> [AIM]
Write out every entry exactly as it appears.

[Extracted records]
________________

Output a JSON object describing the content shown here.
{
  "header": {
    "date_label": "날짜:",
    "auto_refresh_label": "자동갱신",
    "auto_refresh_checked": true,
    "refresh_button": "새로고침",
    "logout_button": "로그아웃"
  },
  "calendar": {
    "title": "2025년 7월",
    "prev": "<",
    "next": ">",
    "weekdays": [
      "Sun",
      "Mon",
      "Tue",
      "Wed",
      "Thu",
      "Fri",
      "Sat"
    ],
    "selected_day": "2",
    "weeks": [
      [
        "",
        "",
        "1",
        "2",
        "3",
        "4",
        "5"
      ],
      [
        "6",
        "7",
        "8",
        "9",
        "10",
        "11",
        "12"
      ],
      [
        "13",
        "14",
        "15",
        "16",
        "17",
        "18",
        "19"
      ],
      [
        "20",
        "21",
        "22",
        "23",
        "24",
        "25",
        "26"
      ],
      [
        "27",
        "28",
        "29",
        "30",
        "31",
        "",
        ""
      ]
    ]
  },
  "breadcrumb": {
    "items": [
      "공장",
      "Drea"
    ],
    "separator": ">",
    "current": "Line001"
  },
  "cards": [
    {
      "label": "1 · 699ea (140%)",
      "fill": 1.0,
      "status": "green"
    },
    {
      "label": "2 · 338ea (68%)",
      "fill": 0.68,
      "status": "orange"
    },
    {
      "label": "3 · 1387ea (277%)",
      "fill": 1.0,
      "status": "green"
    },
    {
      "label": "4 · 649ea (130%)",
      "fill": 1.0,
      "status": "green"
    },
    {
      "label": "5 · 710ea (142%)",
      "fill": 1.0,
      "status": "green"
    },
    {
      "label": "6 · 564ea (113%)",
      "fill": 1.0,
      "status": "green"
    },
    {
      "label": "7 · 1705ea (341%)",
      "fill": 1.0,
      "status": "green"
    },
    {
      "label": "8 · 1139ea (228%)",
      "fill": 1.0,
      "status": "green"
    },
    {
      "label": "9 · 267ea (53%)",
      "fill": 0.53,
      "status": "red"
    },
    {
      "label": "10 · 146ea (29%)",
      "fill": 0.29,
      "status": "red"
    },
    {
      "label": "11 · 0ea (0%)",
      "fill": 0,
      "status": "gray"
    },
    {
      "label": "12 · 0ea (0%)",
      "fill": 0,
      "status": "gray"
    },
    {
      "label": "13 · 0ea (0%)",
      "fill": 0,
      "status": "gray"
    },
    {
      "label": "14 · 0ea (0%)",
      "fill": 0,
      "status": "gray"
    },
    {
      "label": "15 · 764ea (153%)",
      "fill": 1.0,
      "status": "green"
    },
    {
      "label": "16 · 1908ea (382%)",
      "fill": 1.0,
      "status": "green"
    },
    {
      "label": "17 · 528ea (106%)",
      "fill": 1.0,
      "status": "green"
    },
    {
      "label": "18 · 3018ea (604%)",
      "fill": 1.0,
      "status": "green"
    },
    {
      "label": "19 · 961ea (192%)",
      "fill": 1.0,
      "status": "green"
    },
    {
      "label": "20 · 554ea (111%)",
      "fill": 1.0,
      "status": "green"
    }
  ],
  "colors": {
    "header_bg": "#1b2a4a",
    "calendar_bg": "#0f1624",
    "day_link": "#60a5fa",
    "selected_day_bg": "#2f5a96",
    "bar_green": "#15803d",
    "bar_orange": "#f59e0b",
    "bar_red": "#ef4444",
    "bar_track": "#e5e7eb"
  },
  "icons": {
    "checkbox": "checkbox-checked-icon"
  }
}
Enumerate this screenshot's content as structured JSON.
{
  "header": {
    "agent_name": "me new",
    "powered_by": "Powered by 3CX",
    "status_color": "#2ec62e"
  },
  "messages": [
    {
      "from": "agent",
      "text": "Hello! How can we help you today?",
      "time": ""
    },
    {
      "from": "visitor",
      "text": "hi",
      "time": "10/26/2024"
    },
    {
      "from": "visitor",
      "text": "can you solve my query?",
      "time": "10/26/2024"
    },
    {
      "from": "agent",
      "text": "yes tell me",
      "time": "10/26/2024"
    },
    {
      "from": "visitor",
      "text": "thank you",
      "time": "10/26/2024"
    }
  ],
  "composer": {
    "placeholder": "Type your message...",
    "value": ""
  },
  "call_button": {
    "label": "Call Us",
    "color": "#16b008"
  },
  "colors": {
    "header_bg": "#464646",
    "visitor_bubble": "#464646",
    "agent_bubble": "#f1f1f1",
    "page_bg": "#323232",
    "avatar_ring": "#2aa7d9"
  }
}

________________

> [CORRECT ANSWER]
Output a JSON object describing the content shown here.
{
  "header": {
    "date_label": "날짜:",
    "auto_refresh_label": "자동갱신",
    "auto_refresh_checked": true,
    "refresh_button": "새로고침",
    "logout_button": "로그아웃"
  },
  "calendar": {
    "title": "2025년 7월",
    "prev": "<",
    "next": ">",
    "weekdays": [
      "Sun",
      "Mon",
      "Tue",
      "Wed",
      "Thu",
      "Fri",
      "Sat"
    ],
    "selected_day": "2",
    "weeks": [
      [
        "",
        "",
        "1",
        "2",
        "3",
        "4",
        "5"
      ],
      [
        "6",
        "7",
        "8",
        "9",
        "10",
        "11",
        "12"
      ],
      [
        "13",
        "14",
        "15",
        "16",
        "17",
        "18",
        "19"
      ],
      [
        "20",
        "21",
        "22",
        "23",
        "24",
        "25",
        "26"
      ],
      [
        "27",
        "28",
        "29",
        "30",
        "31",
        "",
        ""
      ]
    ]
  },
  "breadcrumb": {
    "items": [
      "공장",
      "Drea"
    ],
    "separator": ">",
    "current": "Line001"
  },
  "cards": [
    {
      "label": "1 · 699ea (140%)",
      "fill": 1.0,
      "status": "green"
    },
    {
      "label": "2 · 338ea (68%)",
      "fill": 0.68,
      "status": "orange"
    },
    {
      "label": "3 · 1387ea (277%)",
      "fill": 1.0,
      "status": "green"
    },
    {
      "label": "4 · 649ea (130%)",
      "fill": 1.0,
      "status": "green"
    },
    {
      "label": "5 · 710ea (142%)",
      "fill": 1.0,
      "status": "green"
    },
    {
      "label": "6 · 564ea (113%)",
      "fill": 1.0,
      "status": "green"
    },
    {
      "label": "7 · 1705ea (341%)",
      "fill": 1.0,
      "status": "green"
    },
    {
      "label": "8 · 1139ea (228%)",
      "fill": 1.0,
      "status": "green"
    },
    {
      "label": "9 · 267ea (53%)",
      "fill": 0.53,
      "status": "red"
    },
    {
      "label": "10 · 146ea (29%)",
      "fill": 0.29,
      "status": "red"
    },
    {
      "label": "11 · 0ea (0%)",
      "fill": 0,
      "status": "gray"
    },
    {
      "label": "12 · 0ea (0%)",
      "fill": 0,
      "status": "gray"
    },
    {
      "label": "13 · 0ea (0%)",
      "fill": 0,
      "status": "gray"
    },
    {
      "label": "14 · 0ea (0%)",
      "fill": 0,
      "status": "gray"
    },
    {
      "label": "15 · 764ea (153%)",
      "fill": 1.0,
      "status": "green"
    },
    {
      "label": "16 · 1908ea (382%)",
      "fill": 1.0,
      "status": "green"
    },
    {
      "label": "17 · 528ea (106%)",
      "fill": 1.0,
      "status": "green"
    },
    {
      "label": "18 · 3018ea (604%)",
      "fill": 1.0,
      "status": "green"
    },
    {
      "label": "19 · 961ea (192%)",
      "fill": 1.0,
      "status": "green"
    },
    {
      "label": "20 · 554ea (111%)",
      "fill": 1.0,
      "status": "green"
    }
  ],
  "colors": {
    "header_bg": "#1b2a4a",
    "calendar_bg": "#0f1624",
    "day_link": "#60a5fa",
    "selected_day_bg": "#2f5a96",
    "bar_green": "#15803d",
    "bar_orange": "#f59e0b",
    "bar_red": "#ef4444",
    "bar_track": "#e5e7eb"
  },
  "icons": {
    "checkbox": "checkbox-checked-icon"
  }
}
Enumerate this screenshot's content as structured JSON.
{
  "header": {
    "agent_name": "me new",
    "powered_by": "Powered by 3CX",
    "status_color": "#2ec62e"
  },
  "messages": [
    {
      "from": "agent",
      "text": "Hello! How can we help you today?",
      "time": ""
    },
    {
      "from": "visitor",
      "text": "hi",
      "time": "10/26/2024"
    },
    {
      "from": "visitor",
      "text": "can you solve my query?",
      "time": "10/26/2024"
    },
    {
      "from": "agent",
      "text": "yes tell me",
      "time": "10/26/2024"
    },
    {
      "from": "visitor",
      "text": "thank you",
      "time": "10/26/2024"
    }
  ],
  "composer": {
    "placeholder": "Type your message...",
    "value": ""
  },
  "call_button": {
    "label": "Call Us",
    "color": "#16b008"
  },
  "colors": {
    "header_bg": "#464646",
    "visitor_bubble": "#464646",
    "agent_bubble": "#f1f1f1",
    "page_bg": "#323232",
    "avatar_ring": "#2aa7d9"
  }
}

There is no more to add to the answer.